---------- Document section ----------

George Dunlap writes ("Re: [PATCH v2 4/6] tools/dm_restrict: Unshare mount and IPC namespaces on Linux"):
> On 09/24/2018 11:40 AM, Ian Jackson wrote:
> > I think that this means we should explicitly write down that the qemu
> > depriv implementation is incomplete on FreeBSD.
> 
> I think theoretically, an unprivileged user locked in a chroot owned by
> root, and with the xenstore fds properly restricted, should be enough to
> prevent a guest from gaining control or reading data that it shouldn't
> be able to read.  All of the other restrictions are to add extra layers,
> in case that first layer should have a bug.

I think this is not true.  The first thing I can think of is that such
a process can probably make network connections in an inappropriate
context.  The second thing is that it can leave a copy of itself
behind to interfere with the next domain (eg with ptrace) (which is a
thing we already know about).

Stepping back, my point is that the review that our set of depriv
calls etc. is sufficient, before we declare this feature supported,
ought to be kernel-specific.  So depending on which things are
implemented at which time, the feature might be (security-) supported
on FreeBSD but not Linux, or vice versa.

----------

— Problem 1 —
In the mailing-list reply about qemu deprivileging, what two problems are raised with relying only on an unprivileged user locked in a root-owned chroot?
— Problem 2 —
Carry on the mailing-list reply about qemu deprivileging from its last sentence.

---------- Dataset extract ----------

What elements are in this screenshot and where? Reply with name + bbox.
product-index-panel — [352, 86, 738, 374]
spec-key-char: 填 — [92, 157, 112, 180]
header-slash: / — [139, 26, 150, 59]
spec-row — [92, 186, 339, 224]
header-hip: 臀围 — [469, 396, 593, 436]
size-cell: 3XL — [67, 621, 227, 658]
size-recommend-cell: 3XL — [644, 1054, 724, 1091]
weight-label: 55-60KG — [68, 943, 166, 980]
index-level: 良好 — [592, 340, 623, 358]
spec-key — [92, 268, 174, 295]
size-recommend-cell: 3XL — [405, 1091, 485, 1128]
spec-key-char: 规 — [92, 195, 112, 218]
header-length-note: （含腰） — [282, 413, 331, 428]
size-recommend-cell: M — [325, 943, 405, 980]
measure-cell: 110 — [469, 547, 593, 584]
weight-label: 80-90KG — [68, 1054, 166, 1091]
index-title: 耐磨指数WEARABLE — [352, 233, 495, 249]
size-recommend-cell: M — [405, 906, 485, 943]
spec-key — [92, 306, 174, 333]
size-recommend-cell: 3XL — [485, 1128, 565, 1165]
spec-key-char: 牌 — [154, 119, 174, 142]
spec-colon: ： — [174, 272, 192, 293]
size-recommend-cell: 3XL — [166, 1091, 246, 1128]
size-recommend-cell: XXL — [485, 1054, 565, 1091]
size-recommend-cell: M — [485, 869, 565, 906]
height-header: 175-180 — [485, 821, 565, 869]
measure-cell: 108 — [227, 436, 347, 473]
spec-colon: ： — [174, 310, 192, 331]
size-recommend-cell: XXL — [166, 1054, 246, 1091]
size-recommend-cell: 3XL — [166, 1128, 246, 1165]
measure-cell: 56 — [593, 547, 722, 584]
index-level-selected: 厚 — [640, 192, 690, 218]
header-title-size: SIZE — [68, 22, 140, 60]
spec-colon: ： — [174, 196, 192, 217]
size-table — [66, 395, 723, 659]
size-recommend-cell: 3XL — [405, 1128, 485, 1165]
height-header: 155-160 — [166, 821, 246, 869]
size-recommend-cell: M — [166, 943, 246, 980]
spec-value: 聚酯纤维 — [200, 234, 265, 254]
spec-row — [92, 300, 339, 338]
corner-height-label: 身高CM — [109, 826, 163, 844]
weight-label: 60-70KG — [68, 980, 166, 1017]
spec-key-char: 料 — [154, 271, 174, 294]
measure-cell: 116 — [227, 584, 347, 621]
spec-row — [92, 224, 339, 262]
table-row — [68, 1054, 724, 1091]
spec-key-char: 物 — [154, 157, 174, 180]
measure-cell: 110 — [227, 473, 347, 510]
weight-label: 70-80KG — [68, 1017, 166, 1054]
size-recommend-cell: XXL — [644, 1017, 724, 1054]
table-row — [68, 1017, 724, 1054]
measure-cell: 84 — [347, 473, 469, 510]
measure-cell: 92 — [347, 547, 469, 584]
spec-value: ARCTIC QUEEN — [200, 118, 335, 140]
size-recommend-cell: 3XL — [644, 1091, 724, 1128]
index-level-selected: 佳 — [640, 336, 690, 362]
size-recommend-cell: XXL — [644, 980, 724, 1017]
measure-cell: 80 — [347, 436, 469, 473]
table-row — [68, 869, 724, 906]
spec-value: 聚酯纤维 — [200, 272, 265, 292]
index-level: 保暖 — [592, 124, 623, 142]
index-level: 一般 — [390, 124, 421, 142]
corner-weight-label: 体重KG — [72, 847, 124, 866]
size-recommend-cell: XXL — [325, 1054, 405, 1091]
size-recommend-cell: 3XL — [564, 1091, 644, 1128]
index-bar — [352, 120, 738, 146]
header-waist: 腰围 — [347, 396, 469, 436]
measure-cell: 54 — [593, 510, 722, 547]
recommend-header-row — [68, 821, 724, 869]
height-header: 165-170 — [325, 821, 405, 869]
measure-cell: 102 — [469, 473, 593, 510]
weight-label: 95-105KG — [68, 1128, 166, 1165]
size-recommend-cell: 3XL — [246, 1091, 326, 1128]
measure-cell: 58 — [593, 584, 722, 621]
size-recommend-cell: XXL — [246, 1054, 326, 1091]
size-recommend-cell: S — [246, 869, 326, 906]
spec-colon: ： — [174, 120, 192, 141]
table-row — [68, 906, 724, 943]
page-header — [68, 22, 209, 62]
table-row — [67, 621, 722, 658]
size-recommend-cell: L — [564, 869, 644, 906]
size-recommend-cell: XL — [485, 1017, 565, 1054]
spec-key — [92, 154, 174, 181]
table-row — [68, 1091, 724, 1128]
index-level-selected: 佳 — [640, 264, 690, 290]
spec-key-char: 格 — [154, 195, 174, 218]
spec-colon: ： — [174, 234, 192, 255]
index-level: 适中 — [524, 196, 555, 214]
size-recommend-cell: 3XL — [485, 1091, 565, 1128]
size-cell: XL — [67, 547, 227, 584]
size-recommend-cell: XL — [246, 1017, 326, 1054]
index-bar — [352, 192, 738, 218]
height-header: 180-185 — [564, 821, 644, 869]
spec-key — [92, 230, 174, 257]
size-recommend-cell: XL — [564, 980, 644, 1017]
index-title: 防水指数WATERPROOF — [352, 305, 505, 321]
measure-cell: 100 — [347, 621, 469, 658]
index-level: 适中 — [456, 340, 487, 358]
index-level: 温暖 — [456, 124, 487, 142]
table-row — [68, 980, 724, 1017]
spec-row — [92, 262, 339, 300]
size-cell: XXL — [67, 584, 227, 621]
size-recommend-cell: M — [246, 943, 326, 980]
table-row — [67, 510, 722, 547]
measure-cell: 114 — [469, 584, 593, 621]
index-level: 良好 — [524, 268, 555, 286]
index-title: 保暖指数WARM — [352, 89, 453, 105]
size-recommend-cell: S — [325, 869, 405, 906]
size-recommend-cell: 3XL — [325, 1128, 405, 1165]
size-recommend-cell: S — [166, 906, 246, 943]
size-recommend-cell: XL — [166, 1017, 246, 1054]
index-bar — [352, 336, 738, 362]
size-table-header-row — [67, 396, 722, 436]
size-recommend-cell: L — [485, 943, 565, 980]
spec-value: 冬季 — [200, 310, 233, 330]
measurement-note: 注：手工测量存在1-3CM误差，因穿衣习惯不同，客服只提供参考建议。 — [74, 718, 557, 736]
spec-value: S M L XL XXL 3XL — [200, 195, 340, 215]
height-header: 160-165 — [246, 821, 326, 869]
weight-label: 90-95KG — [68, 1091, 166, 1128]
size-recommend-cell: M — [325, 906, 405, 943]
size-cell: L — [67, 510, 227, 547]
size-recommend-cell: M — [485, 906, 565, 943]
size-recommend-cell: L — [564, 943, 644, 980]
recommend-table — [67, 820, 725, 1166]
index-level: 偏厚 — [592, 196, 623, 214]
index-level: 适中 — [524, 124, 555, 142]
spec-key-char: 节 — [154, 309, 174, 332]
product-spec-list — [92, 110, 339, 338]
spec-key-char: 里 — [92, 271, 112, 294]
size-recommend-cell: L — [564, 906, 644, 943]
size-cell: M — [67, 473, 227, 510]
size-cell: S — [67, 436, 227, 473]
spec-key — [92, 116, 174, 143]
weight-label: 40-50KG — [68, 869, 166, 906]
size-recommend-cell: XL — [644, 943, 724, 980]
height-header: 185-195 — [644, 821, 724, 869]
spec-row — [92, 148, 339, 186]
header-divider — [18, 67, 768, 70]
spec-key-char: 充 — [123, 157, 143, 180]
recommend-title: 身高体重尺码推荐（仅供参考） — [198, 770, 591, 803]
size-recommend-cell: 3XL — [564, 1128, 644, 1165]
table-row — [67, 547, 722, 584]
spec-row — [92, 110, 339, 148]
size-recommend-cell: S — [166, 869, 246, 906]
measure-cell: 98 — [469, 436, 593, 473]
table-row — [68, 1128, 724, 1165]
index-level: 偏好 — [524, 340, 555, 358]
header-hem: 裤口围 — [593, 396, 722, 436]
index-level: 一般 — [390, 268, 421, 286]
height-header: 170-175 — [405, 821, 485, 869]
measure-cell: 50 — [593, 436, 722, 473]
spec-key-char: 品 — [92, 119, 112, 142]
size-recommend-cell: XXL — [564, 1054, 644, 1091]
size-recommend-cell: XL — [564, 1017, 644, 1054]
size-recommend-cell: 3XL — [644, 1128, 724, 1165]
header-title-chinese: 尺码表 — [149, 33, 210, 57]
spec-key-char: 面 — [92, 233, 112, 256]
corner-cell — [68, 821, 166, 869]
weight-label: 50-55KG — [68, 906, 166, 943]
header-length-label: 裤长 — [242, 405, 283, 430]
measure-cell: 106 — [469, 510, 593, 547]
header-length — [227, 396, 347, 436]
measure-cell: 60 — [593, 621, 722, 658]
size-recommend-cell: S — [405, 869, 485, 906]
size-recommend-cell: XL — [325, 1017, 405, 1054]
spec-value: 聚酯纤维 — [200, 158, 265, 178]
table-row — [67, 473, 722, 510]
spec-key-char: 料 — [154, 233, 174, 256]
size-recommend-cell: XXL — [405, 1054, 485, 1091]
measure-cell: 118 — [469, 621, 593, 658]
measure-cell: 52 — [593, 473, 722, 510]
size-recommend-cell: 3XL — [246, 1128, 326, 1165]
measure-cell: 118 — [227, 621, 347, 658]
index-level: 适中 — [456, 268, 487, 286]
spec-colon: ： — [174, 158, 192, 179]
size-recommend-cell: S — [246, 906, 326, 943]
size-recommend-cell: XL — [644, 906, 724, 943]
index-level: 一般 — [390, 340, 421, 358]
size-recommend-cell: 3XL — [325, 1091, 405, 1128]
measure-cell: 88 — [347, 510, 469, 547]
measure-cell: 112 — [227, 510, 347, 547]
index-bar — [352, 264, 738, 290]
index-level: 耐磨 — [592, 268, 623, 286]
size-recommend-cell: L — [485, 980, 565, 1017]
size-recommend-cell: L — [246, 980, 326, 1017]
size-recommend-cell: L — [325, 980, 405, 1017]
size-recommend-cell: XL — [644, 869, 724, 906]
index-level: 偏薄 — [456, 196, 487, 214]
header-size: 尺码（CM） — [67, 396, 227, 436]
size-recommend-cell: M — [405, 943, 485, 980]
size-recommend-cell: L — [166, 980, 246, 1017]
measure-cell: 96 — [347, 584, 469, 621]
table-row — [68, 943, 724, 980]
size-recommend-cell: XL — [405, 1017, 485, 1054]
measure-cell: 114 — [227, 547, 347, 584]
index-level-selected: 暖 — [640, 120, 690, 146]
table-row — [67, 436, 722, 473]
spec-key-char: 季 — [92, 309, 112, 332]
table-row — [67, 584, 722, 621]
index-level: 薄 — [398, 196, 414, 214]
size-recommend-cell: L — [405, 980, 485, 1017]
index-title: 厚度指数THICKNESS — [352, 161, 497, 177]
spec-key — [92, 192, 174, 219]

----------

— Response 1 —
Such a process could make network connections in an inappropriate context, and it could leave a copy of itself behind to interfere with the next domain, for example with ptrace.

— Response 2 —
And this should be reflected in the paperwork somehow so that we don't
inadvertently conduct the review for one kernel and then just declare
the feature `supported'.  (This is less likely now that I have drawn
our attention to the issue by writing about it so much...)

> > I wonder if maybe this output should be in subunit v1 format.
> 
> We could do that.
> 
> It doesn't look like the "official" subunit code [1] accumulates the
> failure and returns it as the status code of the script as a whole.  Is
> that something that's valuable, do you think?  Or should we have `status
> = OK` mean, "The script itself ran without errors, check the output for
> any test failures"?

I think the way you did it is better at least in the default case,
although an actual subunit v1 consumer will want the behaviour of
subunit.sh because then they know that a zero exit status means that
all intended tests have been reported.

I guess this is one reason why you might write your own little
wrappers.

Ian.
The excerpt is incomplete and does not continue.